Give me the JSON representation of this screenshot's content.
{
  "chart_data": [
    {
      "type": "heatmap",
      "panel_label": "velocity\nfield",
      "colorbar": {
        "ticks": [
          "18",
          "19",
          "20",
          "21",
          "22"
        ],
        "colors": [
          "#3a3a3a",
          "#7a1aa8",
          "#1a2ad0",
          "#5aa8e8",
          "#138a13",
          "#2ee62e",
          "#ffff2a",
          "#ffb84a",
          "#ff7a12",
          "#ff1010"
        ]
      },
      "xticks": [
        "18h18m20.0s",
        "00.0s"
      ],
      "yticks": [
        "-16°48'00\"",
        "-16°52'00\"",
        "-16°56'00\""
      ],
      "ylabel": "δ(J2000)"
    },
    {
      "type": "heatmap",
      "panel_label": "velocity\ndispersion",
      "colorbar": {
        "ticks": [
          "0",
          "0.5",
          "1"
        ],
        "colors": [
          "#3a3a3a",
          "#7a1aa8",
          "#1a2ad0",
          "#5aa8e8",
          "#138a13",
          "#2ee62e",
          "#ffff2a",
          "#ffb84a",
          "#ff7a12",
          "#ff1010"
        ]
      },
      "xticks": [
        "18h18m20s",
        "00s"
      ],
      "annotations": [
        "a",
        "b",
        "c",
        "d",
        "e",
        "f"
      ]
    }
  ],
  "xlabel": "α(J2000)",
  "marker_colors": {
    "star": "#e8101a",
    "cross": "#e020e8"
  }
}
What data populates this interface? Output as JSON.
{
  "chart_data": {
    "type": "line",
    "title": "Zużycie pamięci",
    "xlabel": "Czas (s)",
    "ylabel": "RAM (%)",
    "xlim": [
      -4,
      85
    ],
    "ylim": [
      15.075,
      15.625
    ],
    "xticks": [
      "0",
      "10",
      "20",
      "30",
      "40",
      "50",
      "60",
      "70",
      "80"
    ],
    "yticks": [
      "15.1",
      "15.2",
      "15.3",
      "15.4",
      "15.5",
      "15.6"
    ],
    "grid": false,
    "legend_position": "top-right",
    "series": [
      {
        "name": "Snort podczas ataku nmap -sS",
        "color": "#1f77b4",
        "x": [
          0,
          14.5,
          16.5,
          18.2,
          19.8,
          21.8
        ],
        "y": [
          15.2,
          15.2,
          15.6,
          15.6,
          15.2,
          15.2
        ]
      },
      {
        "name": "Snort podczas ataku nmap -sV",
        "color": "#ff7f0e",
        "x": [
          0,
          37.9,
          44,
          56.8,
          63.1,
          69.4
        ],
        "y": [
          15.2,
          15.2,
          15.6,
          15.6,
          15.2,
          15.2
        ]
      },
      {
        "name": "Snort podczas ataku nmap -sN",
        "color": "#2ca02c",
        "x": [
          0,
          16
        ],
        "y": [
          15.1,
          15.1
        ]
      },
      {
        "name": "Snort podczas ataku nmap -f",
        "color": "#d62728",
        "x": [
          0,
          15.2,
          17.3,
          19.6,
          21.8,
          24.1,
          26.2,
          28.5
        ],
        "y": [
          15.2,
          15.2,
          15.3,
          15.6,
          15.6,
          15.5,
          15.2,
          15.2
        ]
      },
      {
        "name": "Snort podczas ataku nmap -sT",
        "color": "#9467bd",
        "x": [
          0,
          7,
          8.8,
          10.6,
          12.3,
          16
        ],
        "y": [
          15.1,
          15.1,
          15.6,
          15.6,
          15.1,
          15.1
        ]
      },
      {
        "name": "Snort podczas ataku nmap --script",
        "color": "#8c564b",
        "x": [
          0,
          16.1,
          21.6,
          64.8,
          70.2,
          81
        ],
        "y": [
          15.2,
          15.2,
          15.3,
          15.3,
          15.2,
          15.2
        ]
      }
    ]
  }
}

◆ TASK OBJECTIVE ◆
Take the entries above and transcribe them exactly.

◆ THE RESPONSE ◆
Give me the JSON representation of this screenshot's content.
{
  "chart_data": [
    {
      "type": "heatmap",
      "panel_label": "velocity\nfield",
      "colorbar": {
        "ticks": [
          "18",
          "19",
          "20",
          "21",
          "22"
        ],
        "colors": [
          "#3a3a3a",
          "#7a1aa8",
          "#1a2ad0",
          "#5aa8e8",
          "#138a13",
          "#2ee62e",
          "#ffff2a",
          "#ffb84a",
          "#ff7a12",
          "#ff1010"
        ]
      },
      "xticks": [
        "18h18m20.0s",
        "00.0s"
      ],
      "yticks": [
        "-16°48'00\"",
        "-16°52'00\"",
        "-16°56'00\""
      ],
      "ylabel": "δ(J2000)"
    },
    {
      "type": "heatmap",
      "panel_label": "velocity\ndispersion",
      "colorbar": {
        "ticks": [
          "0",
          "0.5",
          "1"
        ],
        "colors": [
          "#3a3a3a",
          "#7a1aa8",
          "#1a2ad0",
          "#5aa8e8",
          "#138a13",
          "#2ee62e",
          "#ffff2a",
          "#ffb84a",
          "#ff7a12",
          "#ff1010"
        ]
      },
      "xticks": [
        "18h18m20s",
        "00s"
      ],
      "annotations": [
        "a",
        "b",
        "c",
        "d",
        "e",
        "f"
      ]
    }
  ],
  "xlabel": "α(J2000)",
  "marker_colors": {
    "star": "#e8101a",
    "cross": "#e020e8"
  }
}
What data populates this interface? Output as JSON.
{
  "chart_data": {
    "type": "line",
    "title": "Zużycie pamięci",
    "xlabel": "Czas (s)",
    "ylabel": "RAM (%)",
    "xlim": [
      -4,
      85
    ],
    "ylim": [
      15.075,
      15.625
    ],
    "xticks": [
      "0",
      "10",
      "20",
      "30",
      "40",
      "50",
      "60",
      "70",
      "80"
    ],
    "yticks": [
      "15.1",
      "15.2",
      "15.3",
      "15.4",
      "15.5",
      "15.6"
    ],
    "grid": false,
    "legend_position": "top-right",
    "series": [
      {
        "name": "Snort podczas ataku nmap -sS",
        "color": "#1f77b4",
        "x": [
          0,
          14.5,
          16.5,
          18.2,
          19.8,
          21.8
        ],
        "y": [
          15.2,
          15.2,
          15.6,
          15.6,
          15.2,
          15.2
        ]
      },
      {
        "name": "Snort podczas ataku nmap -sV",
        "color": "#ff7f0e",
        "x": [
          0,
          37.9,
          44,
          56.8,
          63.1,
          69.4
        ],
        "y": [
          15.2,
          15.2,
          15.6,
          15.6,
          15.2,
          15.2
        ]
      },
      {
        "name": "Snort podczas ataku nmap -sN",
        "color": "#2ca02c",
        "x": [
          0,
          16
        ],
        "y": [
          15.1,
          15.1
        ]
      },
      {
        "name": "Snort podczas ataku nmap -f",
        "color": "#d62728",
        "x": [
          0,
          15.2,
          17.3,
          19.6,
          21.8,
          24.1,
          26.2,
          28.5
        ],
        "y": [
          15.2,
          15.2,
          15.3,
          15.6,
          15.6,
          15.5,
          15.2,
          15.2
        ]
      },
      {
        "name": "Snort podczas ataku nmap -sT",
        "color": "#9467bd",
        "x": [
          0,
          7,
          8.8,
          10.6,
          12.3,
          16
        ],
        "y": [
          15.1,
          15.1,
          15.6,
          15.6,
          15.1,
          15.1
        ]
      },
      {
        "name": "Snort podczas ataku nmap --script",
        "color": "#8c564b",
        "x": [
          0,
          16.1,
          21.6,
          64.8,
          70.2,
          81
        ],
        "y": [
          15.2,
          15.2,
          15.3,
          15.3,
          15.2,
          15.2
        ]
      }
    ]
  }
}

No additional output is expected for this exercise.